─── RECORDS PROVIDED
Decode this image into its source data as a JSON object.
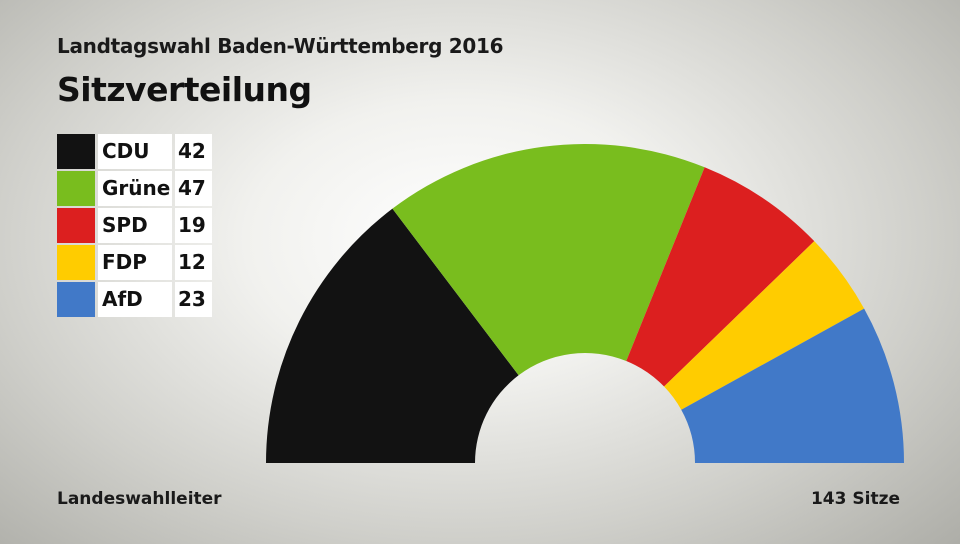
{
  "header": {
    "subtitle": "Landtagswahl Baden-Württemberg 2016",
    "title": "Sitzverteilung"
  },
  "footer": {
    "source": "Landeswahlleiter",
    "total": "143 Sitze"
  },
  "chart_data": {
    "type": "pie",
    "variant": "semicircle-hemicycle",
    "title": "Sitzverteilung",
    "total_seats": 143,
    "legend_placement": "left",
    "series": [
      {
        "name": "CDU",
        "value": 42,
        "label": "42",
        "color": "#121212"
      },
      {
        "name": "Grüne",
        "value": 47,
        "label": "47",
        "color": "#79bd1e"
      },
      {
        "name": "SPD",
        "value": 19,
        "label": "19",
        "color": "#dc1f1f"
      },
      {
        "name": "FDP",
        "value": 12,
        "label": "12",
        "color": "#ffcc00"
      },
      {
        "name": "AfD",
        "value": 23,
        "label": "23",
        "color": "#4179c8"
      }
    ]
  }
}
──────
> TASK TO COMPLETE
Look for the word "color" in every line of the listing and copy the lines that have it.

> RESPONSE
        "color": "#121212"
        "color": "#79bd1e"
        "color": "#dc1f1f"
        "color": "#ffcc00"
        "color": "#4179c8"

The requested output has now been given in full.